[Start Dataset records]

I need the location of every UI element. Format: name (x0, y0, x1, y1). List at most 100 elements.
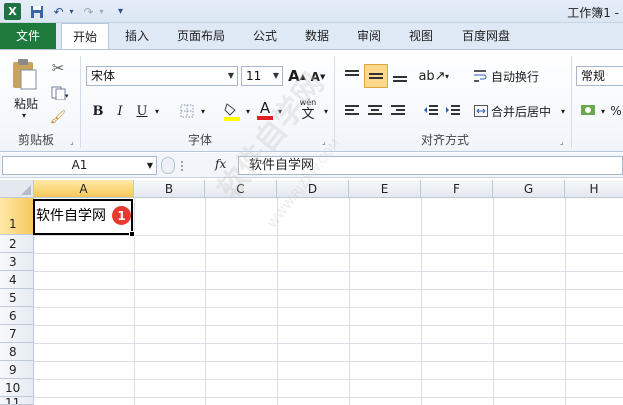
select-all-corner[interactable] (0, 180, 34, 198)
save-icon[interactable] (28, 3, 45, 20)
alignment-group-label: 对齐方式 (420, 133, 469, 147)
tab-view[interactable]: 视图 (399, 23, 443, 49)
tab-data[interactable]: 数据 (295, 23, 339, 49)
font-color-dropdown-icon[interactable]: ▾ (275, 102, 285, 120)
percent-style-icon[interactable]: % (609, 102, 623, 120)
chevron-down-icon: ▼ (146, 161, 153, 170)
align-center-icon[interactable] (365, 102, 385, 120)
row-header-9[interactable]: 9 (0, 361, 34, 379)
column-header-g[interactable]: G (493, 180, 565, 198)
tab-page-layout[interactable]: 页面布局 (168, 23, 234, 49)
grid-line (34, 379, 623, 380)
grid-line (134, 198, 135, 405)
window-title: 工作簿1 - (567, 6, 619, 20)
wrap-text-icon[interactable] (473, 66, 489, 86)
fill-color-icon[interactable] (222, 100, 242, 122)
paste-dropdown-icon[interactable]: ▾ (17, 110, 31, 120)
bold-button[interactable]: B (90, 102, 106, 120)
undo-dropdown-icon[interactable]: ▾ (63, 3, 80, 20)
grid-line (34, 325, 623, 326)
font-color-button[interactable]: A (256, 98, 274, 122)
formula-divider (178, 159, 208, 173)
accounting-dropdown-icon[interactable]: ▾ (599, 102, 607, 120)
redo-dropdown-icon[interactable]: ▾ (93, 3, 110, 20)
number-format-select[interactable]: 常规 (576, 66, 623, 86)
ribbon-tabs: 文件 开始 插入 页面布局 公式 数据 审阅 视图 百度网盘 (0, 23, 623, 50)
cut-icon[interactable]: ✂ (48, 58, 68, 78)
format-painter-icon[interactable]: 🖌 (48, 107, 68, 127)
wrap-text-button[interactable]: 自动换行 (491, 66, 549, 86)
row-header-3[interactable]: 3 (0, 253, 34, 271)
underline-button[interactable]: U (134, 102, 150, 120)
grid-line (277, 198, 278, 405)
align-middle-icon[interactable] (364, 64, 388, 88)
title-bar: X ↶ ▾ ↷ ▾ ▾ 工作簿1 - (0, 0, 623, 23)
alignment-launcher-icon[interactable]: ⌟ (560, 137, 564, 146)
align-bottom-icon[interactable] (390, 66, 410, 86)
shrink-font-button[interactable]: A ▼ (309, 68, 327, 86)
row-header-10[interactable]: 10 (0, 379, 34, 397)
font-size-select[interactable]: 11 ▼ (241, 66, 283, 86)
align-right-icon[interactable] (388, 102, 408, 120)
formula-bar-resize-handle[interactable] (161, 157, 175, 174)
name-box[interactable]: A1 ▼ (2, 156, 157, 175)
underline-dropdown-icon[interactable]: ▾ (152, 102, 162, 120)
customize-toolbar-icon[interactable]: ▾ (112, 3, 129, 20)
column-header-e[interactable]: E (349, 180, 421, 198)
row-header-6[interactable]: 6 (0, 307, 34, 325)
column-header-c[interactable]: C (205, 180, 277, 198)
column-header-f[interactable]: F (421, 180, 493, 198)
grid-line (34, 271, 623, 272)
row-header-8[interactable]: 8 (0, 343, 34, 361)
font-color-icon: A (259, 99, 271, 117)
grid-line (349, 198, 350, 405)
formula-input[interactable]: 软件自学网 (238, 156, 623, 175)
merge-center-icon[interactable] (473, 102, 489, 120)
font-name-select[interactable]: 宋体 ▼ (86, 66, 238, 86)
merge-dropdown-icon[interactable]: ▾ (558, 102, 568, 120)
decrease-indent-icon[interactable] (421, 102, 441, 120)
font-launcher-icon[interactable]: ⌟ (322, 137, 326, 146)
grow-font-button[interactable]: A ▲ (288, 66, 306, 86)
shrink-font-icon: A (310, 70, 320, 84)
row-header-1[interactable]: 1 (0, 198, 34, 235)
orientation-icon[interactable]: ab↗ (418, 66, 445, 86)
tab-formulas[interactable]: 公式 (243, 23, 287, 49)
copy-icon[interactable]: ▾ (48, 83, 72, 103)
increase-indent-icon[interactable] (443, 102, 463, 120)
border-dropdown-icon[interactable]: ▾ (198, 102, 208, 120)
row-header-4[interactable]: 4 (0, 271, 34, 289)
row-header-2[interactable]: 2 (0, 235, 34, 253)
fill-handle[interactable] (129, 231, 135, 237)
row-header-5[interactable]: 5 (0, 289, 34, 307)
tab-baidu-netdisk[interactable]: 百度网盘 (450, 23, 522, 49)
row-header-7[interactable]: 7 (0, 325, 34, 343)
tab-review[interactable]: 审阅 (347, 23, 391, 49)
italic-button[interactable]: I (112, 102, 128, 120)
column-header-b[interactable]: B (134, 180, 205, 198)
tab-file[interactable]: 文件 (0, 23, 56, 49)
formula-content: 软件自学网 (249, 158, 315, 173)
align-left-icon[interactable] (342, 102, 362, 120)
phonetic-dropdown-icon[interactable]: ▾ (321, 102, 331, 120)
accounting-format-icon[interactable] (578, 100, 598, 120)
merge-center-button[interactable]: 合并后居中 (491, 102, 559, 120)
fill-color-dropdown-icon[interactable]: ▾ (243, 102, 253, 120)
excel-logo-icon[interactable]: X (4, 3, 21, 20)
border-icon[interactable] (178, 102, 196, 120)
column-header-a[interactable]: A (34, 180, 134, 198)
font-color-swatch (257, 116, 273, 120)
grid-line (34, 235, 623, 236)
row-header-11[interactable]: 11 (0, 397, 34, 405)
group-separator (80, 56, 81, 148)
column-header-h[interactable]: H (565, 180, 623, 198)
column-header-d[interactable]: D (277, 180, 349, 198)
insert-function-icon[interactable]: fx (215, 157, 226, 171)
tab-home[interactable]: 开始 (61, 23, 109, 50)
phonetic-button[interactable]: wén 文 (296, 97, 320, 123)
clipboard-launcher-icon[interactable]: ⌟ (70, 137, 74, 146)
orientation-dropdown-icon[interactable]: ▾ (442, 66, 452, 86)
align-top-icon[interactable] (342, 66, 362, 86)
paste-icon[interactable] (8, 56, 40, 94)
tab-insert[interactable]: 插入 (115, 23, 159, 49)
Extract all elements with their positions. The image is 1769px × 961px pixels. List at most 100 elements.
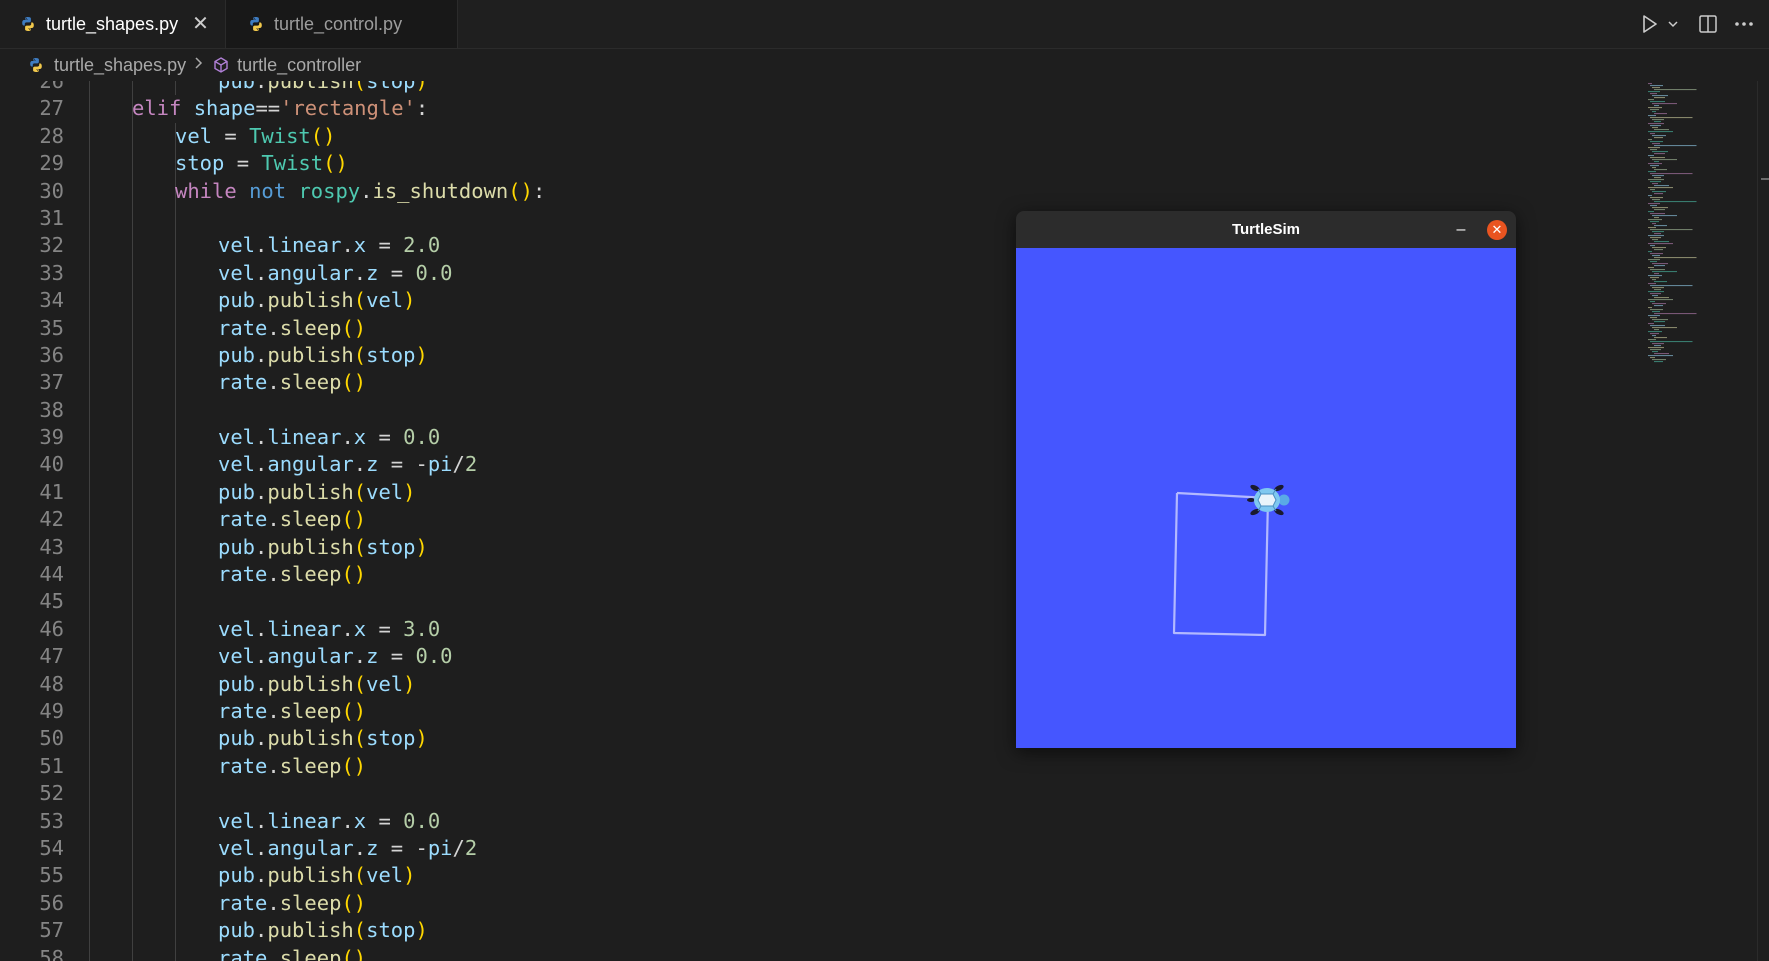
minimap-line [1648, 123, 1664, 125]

[End Dataset records]

**Goal**.
Copy every one of the records above word for word, leaving out the pictures.

**Exercise answer**.
I need the location of every UI element. Format: name (x0, y0, x1, y1). List at most 100 elements.
select-all-corner[interactable] (0, 180, 34, 198)
save-icon[interactable] (28, 3, 45, 20)
alignment-group-label: 对齐方式 (420, 133, 469, 147)
tab-view[interactable]: 视图 (399, 23, 443, 49)
tab-data[interactable]: 数据 (295, 23, 339, 49)
font-color-dropdown-icon[interactable]: ▾ (275, 102, 285, 120)
percent-style-icon[interactable]: % (609, 102, 623, 120)
chevron-down-icon: ▼ (146, 161, 153, 170)
align-center-icon[interactable] (365, 102, 385, 120)
row-header-9[interactable]: 9 (0, 361, 34, 379)
column-header-g[interactable]: G (493, 180, 565, 198)
tab-page-layout[interactable]: 页面布局 (168, 23, 234, 49)
grid-line (34, 379, 623, 380)
grid-line (134, 198, 135, 405)
window-title: 工作簿1 - (567, 6, 619, 20)
wrap-text-icon[interactable] (473, 66, 489, 86)
fill-color-icon[interactable] (222, 100, 242, 122)
paste-dropdown-icon[interactable]: ▾ (17, 110, 31, 120)
bold-button[interactable]: B (90, 102, 106, 120)
undo-dropdown-icon[interactable]: ▾ (63, 3, 80, 20)
grid-line (34, 325, 623, 326)
font-color-button[interactable]: A (256, 98, 274, 122)
formula-divider (178, 159, 208, 173)
accounting-dropdown-icon[interactable]: ▾ (599, 102, 607, 120)
redo-dropdown-icon[interactable]: ▾ (93, 3, 110, 20)
number-format-select[interactable]: 常规 (576, 66, 623, 86)
ribbon-tabs: 文件 开始 插入 页面布局 公式 数据 审阅 视图 百度网盘 (0, 23, 623, 50)
cut-icon[interactable]: ✂ (48, 58, 68, 78)
format-painter-icon[interactable]: 🖌 (48, 107, 68, 127)
wrap-text-button[interactable]: 自动换行 (491, 66, 549, 86)
row-header-3[interactable]: 3 (0, 253, 34, 271)
underline-button[interactable]: U (134, 102, 150, 120)
grid-line (277, 198, 278, 405)
align-middle-icon[interactable] (364, 64, 388, 88)
title-bar: X ↶ ▾ ↷ ▾ ▾ 工作簿1 - (0, 0, 623, 23)
alignment-launcher-icon[interactable]: ⌟ (560, 137, 564, 146)
align-bottom-icon[interactable] (390, 66, 410, 86)
shrink-font-button[interactable]: A ▼ (309, 68, 327, 86)
row-header-10[interactable]: 10 (0, 379, 34, 397)
font-size-select[interactable]: 11 ▼ (241, 66, 283, 86)
align-right-icon[interactable] (388, 102, 408, 120)
formula-bar-resize-handle[interactable] (161, 157, 175, 174)
name-box[interactable]: A1 ▼ (2, 156, 157, 175)
underline-dropdown-icon[interactable]: ▾ (152, 102, 162, 120)
customize-toolbar-icon[interactable]: ▾ (112, 3, 129, 20)
column-header-e[interactable]: E (349, 180, 421, 198)
row-header-6[interactable]: 6 (0, 307, 34, 325)
column-header-c[interactable]: C (205, 180, 277, 198)
column-header-f[interactable]: F (421, 180, 493, 198)
grid-line (34, 271, 623, 272)
row-header-8[interactable]: 8 (0, 343, 34, 361)
font-color-icon: A (259, 99, 271, 117)
grid-line (349, 198, 350, 405)
formula-input[interactable]: 软件自学网 (238, 156, 623, 175)
merge-center-icon[interactable] (473, 102, 489, 120)
font-name-select[interactable]: 宋体 ▼ (86, 66, 238, 86)
merge-dropdown-icon[interactable]: ▾ (558, 102, 568, 120)
decrease-indent-icon[interactable] (421, 102, 441, 120)
font-launcher-icon[interactable]: ⌟ (322, 137, 326, 146)
grow-font-button[interactable]: A ▲ (288, 66, 306, 86)
shrink-font-icon: A (310, 70, 320, 84)
row-header-1[interactable]: 1 (0, 198, 34, 235)
orientation-icon[interactable]: ab↗ (418, 66, 445, 86)
tab-formulas[interactable]: 公式 (243, 23, 287, 49)
copy-icon[interactable]: ▾ (48, 83, 72, 103)
increase-indent-icon[interactable] (443, 102, 463, 120)
border-dropdown-icon[interactable]: ▾ (198, 102, 208, 120)
row-header-4[interactable]: 4 (0, 271, 34, 289)
row-header-2[interactable]: 2 (0, 235, 34, 253)
fill-handle[interactable] (129, 231, 135, 237)
row-header-5[interactable]: 5 (0, 289, 34, 307)
tab-baidu-netdisk[interactable]: 百度网盘 (450, 23, 522, 49)
row-header-7[interactable]: 7 (0, 325, 34, 343)
tab-review[interactable]: 审阅 (347, 23, 391, 49)
italic-button[interactable]: I (112, 102, 128, 120)
column-header-b[interactable]: B (134, 180, 205, 198)
tab-file[interactable]: 文件 (0, 23, 56, 49)
formula-content: 软件自学网 (249, 158, 315, 173)
align-left-icon[interactable] (342, 102, 362, 120)
phonetic-dropdown-icon[interactable]: ▾ (321, 102, 331, 120)
accounting-format-icon[interactable] (578, 100, 598, 120)
merge-center-button[interactable]: 合并后居中 (491, 102, 559, 120)
fill-color-dropdown-icon[interactable]: ▾ (243, 102, 253, 120)
excel-logo-icon[interactable]: X (4, 3, 21, 20)
border-icon[interactable] (178, 102, 196, 120)
column-header-a[interactable]: A (34, 180, 134, 198)
font-color-swatch (257, 116, 273, 120)
grid-line (34, 235, 623, 236)
row-header-11[interactable]: 11 (0, 397, 34, 405)
group-separator (80, 56, 81, 148)
column-header-h[interactable]: H (565, 180, 623, 198)
column-header-d[interactable]: D (277, 180, 349, 198)
insert-function-icon[interactable]: fx (215, 157, 226, 171)
tab-home[interactable]: 开始 (61, 23, 109, 50)
phonetic-button[interactable]: wén 文 (296, 97, 320, 123)
clipboard-launcher-icon[interactable]: ⌟ (70, 137, 74, 146)
orientation-dropdown-icon[interactable]: ▾ (442, 66, 452, 86)
align-top-icon[interactable] (342, 66, 362, 86)
paste-icon[interactable] (8, 56, 40, 94)
tab-insert[interactable]: 插入 (115, 23, 159, 49)
Extract all elements with their positions. The image is 1769px × 961px pixels. List at most 100 elements.
minimap-line [1648, 123, 1664, 125]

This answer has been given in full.